• _Exercise materials_:
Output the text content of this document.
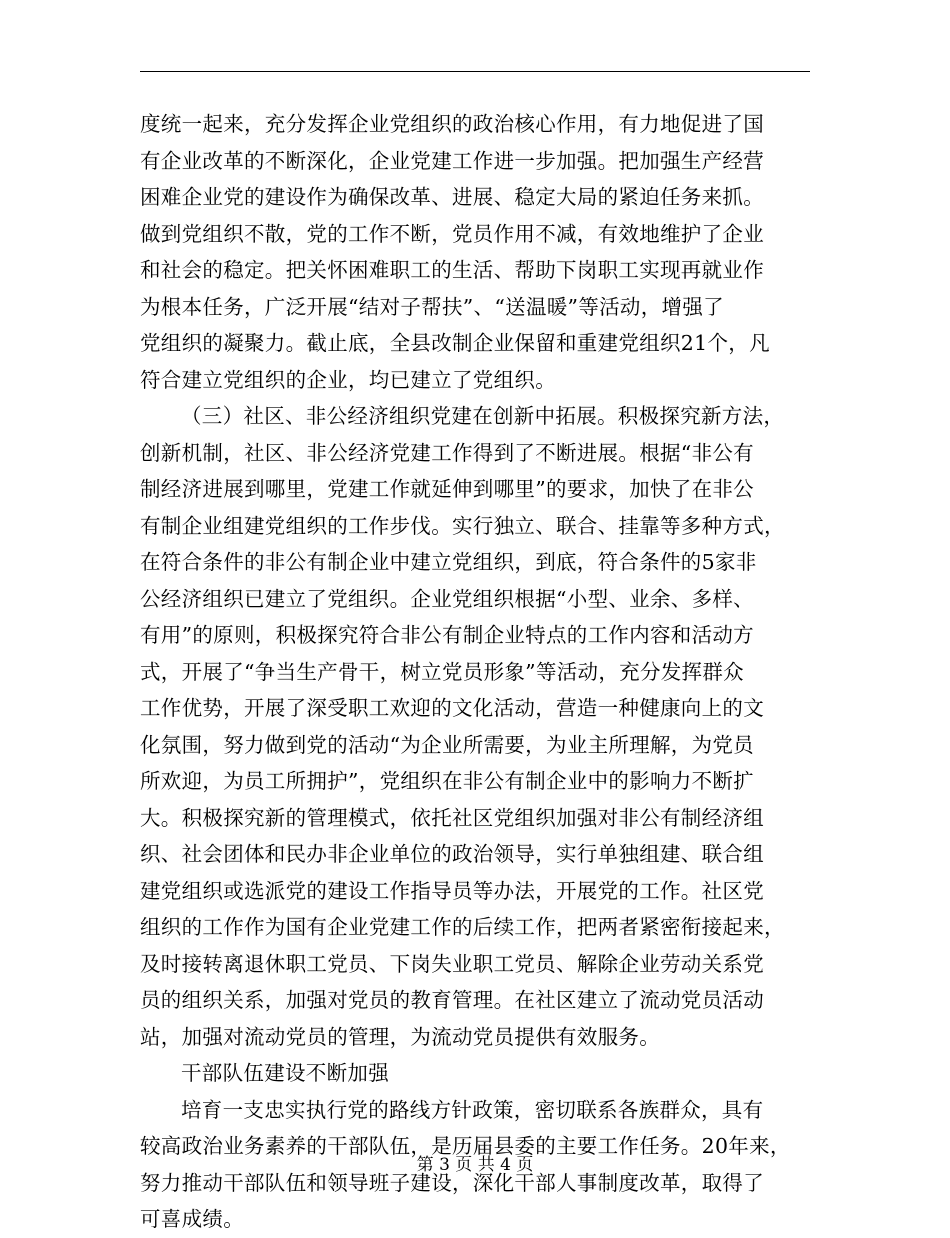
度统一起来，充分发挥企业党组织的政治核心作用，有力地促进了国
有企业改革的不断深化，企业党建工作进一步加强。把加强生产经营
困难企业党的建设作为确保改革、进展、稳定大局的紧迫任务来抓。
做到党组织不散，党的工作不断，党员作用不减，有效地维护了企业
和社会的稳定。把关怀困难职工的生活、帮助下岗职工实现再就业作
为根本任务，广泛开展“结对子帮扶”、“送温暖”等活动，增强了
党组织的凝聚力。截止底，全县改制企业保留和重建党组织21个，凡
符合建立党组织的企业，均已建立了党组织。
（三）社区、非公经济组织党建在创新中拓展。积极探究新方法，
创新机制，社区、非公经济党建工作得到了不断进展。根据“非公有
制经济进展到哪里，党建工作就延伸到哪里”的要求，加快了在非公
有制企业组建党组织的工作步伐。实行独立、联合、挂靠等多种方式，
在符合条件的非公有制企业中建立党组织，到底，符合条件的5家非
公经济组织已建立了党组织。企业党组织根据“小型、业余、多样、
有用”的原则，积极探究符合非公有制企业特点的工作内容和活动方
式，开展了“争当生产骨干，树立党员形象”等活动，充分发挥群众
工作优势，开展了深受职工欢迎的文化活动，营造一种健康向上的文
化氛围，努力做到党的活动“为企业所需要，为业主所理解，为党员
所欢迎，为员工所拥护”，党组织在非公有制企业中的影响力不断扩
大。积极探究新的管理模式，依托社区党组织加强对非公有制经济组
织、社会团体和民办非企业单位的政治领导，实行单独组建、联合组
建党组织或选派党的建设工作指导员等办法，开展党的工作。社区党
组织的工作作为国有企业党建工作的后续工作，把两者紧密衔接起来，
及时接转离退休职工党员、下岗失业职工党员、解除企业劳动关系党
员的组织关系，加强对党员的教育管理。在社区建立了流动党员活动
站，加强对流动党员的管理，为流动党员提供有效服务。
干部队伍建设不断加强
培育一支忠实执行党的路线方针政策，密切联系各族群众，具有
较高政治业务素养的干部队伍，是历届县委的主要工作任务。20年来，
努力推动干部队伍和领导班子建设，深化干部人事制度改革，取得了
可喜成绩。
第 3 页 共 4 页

---

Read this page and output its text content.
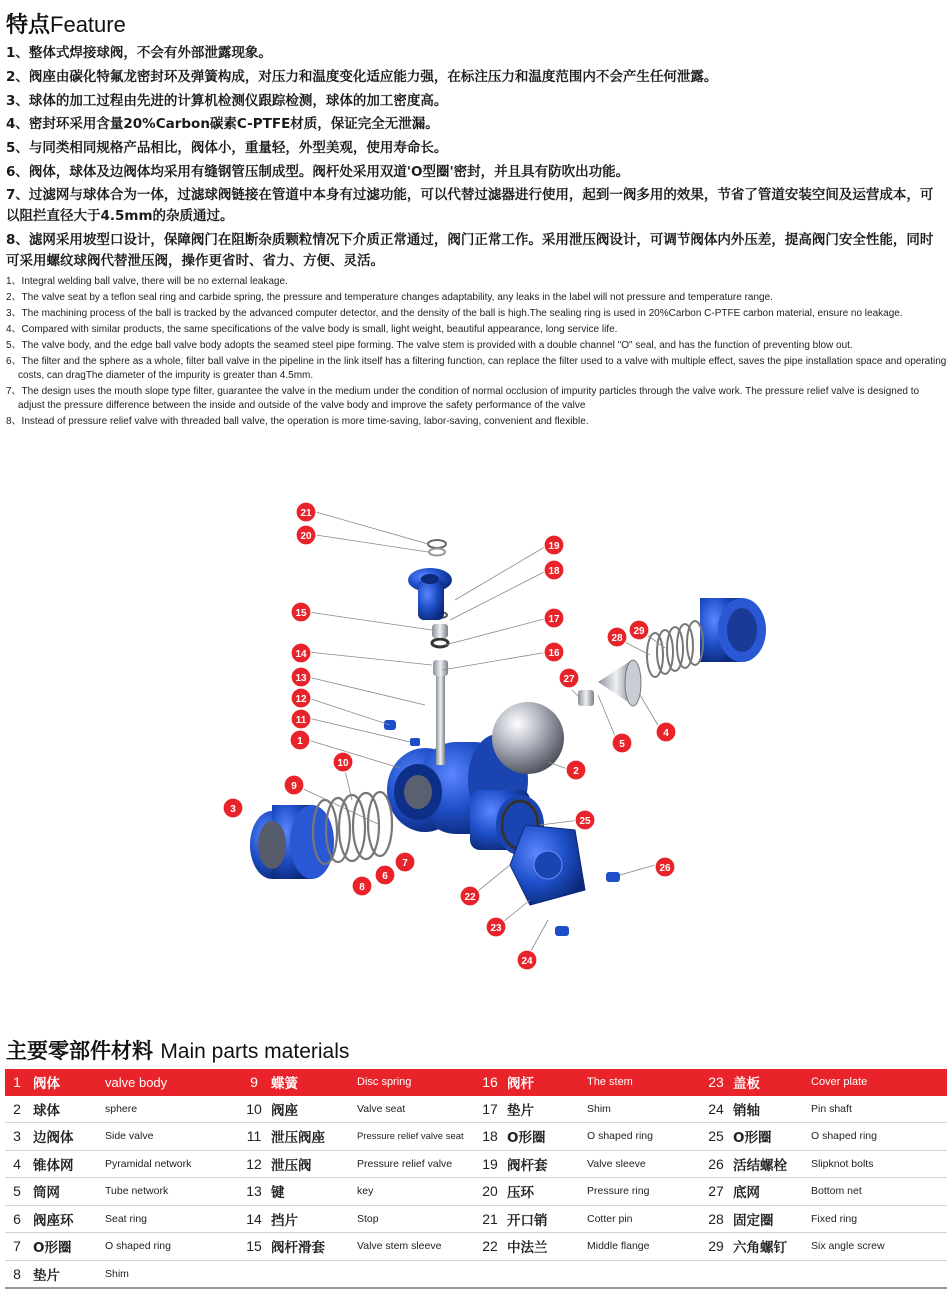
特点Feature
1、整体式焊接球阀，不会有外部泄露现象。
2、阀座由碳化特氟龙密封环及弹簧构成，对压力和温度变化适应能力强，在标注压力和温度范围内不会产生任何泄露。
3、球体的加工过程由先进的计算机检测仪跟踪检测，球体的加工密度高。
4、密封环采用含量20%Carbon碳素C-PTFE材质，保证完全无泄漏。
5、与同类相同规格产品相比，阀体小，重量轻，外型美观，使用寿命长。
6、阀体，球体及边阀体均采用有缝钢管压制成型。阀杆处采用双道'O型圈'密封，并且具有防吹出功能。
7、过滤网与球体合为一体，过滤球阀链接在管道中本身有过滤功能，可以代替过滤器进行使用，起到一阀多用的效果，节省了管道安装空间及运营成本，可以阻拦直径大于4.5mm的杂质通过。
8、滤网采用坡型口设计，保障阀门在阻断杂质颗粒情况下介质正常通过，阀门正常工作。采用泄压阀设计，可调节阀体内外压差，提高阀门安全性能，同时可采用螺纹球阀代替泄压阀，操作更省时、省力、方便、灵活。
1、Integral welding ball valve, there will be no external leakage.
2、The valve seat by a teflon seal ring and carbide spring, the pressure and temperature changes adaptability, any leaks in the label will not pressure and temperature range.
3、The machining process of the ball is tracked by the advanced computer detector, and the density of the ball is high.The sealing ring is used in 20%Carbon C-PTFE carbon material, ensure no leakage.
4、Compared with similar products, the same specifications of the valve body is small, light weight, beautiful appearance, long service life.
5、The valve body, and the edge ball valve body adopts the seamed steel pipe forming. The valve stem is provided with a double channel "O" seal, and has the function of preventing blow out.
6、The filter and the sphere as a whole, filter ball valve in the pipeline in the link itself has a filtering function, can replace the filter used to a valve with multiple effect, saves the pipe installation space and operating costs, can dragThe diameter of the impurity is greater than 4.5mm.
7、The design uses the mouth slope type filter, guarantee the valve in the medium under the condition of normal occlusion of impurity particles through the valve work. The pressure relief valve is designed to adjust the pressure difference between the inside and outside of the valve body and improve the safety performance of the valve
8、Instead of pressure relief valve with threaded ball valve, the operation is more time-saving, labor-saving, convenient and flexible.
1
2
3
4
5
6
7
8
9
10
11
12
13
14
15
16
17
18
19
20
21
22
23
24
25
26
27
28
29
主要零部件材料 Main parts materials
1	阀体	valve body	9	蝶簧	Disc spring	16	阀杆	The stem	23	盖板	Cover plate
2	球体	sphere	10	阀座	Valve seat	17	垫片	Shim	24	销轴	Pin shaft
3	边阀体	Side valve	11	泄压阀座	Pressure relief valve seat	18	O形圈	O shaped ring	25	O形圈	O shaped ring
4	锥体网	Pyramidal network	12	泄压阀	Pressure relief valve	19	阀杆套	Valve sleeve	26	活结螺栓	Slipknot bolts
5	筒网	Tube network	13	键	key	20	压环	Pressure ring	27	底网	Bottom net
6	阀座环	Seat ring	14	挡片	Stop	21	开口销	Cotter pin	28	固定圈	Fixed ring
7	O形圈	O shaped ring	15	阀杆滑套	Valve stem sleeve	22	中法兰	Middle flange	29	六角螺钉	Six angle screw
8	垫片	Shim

• _Given instruction_: Show every line of the listing in which the string "shaped" can be found.

• _The result_:
3	边阀体	Side valve	11	泄压阀座	Pressure relief valve seat	18	O形圈	O shaped ring	25	O形圈	O shaped ring
7	O形圈	O shaped ring	15	阀杆滑套	Valve stem sleeve	22	中法兰	Middle flange	29	六角螺钉	Six angle screw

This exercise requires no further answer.